(Source data)
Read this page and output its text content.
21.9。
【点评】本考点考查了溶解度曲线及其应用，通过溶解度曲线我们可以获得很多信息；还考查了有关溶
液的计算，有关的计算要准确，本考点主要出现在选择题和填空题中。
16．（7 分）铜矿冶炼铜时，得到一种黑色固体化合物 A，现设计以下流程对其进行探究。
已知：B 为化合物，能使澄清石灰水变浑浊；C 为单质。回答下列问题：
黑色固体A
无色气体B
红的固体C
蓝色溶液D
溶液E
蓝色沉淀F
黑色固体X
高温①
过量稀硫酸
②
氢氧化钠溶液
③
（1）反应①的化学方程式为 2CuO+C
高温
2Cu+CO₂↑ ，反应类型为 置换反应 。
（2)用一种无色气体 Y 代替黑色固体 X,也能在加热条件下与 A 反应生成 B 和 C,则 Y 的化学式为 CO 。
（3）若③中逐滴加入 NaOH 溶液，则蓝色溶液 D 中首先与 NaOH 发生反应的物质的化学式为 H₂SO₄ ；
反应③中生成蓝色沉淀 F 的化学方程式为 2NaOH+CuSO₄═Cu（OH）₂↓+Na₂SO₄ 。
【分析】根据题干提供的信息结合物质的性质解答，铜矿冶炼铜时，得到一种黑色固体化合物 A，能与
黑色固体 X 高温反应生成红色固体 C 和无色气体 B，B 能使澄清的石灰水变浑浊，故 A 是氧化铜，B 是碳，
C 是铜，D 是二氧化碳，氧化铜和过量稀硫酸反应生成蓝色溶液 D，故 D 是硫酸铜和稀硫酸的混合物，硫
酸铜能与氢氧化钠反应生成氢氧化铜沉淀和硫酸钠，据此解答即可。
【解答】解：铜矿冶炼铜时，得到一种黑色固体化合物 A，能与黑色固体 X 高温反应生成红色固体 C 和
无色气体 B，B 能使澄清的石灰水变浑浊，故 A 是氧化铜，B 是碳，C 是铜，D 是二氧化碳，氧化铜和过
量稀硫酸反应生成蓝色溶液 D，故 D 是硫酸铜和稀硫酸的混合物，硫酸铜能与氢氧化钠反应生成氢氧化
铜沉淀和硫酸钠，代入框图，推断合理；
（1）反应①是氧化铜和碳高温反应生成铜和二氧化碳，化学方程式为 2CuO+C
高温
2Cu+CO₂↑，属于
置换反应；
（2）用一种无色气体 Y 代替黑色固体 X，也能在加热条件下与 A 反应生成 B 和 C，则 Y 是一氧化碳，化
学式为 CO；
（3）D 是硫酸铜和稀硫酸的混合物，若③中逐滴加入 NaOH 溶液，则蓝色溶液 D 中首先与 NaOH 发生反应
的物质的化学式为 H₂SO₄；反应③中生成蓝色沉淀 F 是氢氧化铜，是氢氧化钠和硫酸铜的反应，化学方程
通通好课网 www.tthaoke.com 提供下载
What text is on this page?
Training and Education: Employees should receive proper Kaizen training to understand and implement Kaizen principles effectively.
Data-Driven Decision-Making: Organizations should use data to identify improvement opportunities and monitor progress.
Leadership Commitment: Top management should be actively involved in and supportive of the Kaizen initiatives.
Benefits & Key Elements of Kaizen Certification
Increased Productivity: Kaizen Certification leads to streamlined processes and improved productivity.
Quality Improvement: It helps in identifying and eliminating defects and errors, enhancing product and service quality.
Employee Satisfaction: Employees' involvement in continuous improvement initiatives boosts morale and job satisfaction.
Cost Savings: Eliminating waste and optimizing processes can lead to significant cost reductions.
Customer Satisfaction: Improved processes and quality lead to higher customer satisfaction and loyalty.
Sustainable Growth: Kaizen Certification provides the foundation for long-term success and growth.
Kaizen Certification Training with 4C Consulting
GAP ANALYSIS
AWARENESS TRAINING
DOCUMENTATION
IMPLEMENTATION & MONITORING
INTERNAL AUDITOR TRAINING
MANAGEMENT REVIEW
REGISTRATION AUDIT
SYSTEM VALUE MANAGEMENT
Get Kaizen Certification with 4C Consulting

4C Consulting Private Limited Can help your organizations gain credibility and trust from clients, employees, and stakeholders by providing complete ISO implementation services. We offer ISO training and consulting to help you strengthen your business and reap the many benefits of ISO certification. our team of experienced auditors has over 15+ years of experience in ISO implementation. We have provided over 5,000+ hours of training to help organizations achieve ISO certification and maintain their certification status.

== Your goal ==
Transcribe the material exactly as it reads.

== Solution to this exercise ==
Read this page and output its text content.
21.9。
【点评】本考点考查了溶解度曲线及其应用，通过溶解度曲线我们可以获得很多信息；还考查了有关溶
液的计算，有关的计算要准确，本考点主要出现在选择题和填空题中。
16．（7 分）铜矿冶炼铜时，得到一种黑色固体化合物 A，现设计以下流程对其进行探究。
已知：B 为化合物，能使澄清石灰水变浑浊；C 为单质。回答下列问题：
黑色固体A
无色气体B
红的固体C
蓝色溶液D
溶液E
蓝色沉淀F
黑色固体X
高温①
过量稀硫酸
②
氢氧化钠溶液
③
（1）反应①的化学方程式为 2CuO+C
高温
2Cu+CO₂↑ ，反应类型为 置换反应 。
（2)用一种无色气体 Y 代替黑色固体 X,也能在加热条件下与 A 反应生成 B 和 C,则 Y 的化学式为 CO 。
（3）若③中逐滴加入 NaOH 溶液，则蓝色溶液 D 中首先与 NaOH 发生反应的物质的化学式为 H₂SO₄ ；
反应③中生成蓝色沉淀 F 的化学方程式为 2NaOH+CuSO₄═Cu（OH）₂↓+Na₂SO₄ 。
【分析】根据题干提供的信息结合物质的性质解答，铜矿冶炼铜时，得到一种黑色固体化合物 A，能与
黑色固体 X 高温反应生成红色固体 C 和无色气体 B，B 能使澄清的石灰水变浑浊，故 A 是氧化铜，B 是碳，
C 是铜，D 是二氧化碳，氧化铜和过量稀硫酸反应生成蓝色溶液 D，故 D 是硫酸铜和稀硫酸的混合物，硫
酸铜能与氢氧化钠反应生成氢氧化铜沉淀和硫酸钠，据此解答即可。
【解答】解：铜矿冶炼铜时，得到一种黑色固体化合物 A，能与黑色固体 X 高温反应生成红色固体 C 和
无色气体 B，B 能使澄清的石灰水变浑浊，故 A 是氧化铜，B 是碳，C 是铜，D 是二氧化碳，氧化铜和过
量稀硫酸反应生成蓝色溶液 D，故 D 是硫酸铜和稀硫酸的混合物，硫酸铜能与氢氧化钠反应生成氢氧化
铜沉淀和硫酸钠，代入框图，推断合理；
（1）反应①是氧化铜和碳高温反应生成铜和二氧化碳，化学方程式为 2CuO+C
高温
2Cu+CO₂↑，属于
置换反应；
（2）用一种无色气体 Y 代替黑色固体 X，也能在加热条件下与 A 反应生成 B 和 C，则 Y 是一氧化碳，化
学式为 CO；
（3）D 是硫酸铜和稀硫酸的混合物，若③中逐滴加入 NaOH 溶液，则蓝色溶液 D 中首先与 NaOH 发生反应
的物质的化学式为 H₂SO₄；反应③中生成蓝色沉淀 F 是氢氧化铜，是氢氧化钠和硫酸铜的反应，化学方程
通通好课网 www.tthaoke.com 提供下载
What text is on this page?
Training and Education: Employees should receive proper Kaizen training to understand and implement Kaizen principles effectively.
Data-Driven Decision-Making: Organizations should use data to identify improvement opportunities and monitor progress.
Leadership Commitment: Top management should be actively involved in and supportive of the Kaizen initiatives.
Benefits & Key Elements of Kaizen Certification
Increased Productivity: Kaizen Certification leads to streamlined processes and improved productivity.
Quality Improvement: It helps in identifying and eliminating defects and errors, enhancing product and service quality.
Employee Satisfaction: Employees' involvement in continuous improvement initiatives boosts morale and job satisfaction.
Cost Savings: Eliminating waste and optimizing processes can lead to significant cost reductions.
Customer Satisfaction: Improved processes and quality lead to higher customer satisfaction and loyalty.
Sustainable Growth: Kaizen Certification provides the foundation for long-term success and growth.
Kaizen Certification Training with 4C Consulting
GAP ANALYSIS
AWARENESS TRAINING
DOCUMENTATION
IMPLEMENTATION & MONITORING
INTERNAL AUDITOR TRAINING
MANAGEMENT REVIEW
REGISTRATION AUDIT
SYSTEM VALUE MANAGEMENT
Get Kaizen Certification with 4C Consulting

4C Consulting Private Limited Can help your organizations gain credibility and trust from clients, employees, and stakeholders by providing complete ISO implementation services. We offer ISO training and consulting to help you strengthen your business and reap the many benefits of ISO certification. our team of experienced auditors has over 15+ years of experience in ISO implementation. We have provided over 5,000+ hours of training to help organizations achieve ISO certification and maintain their certification status.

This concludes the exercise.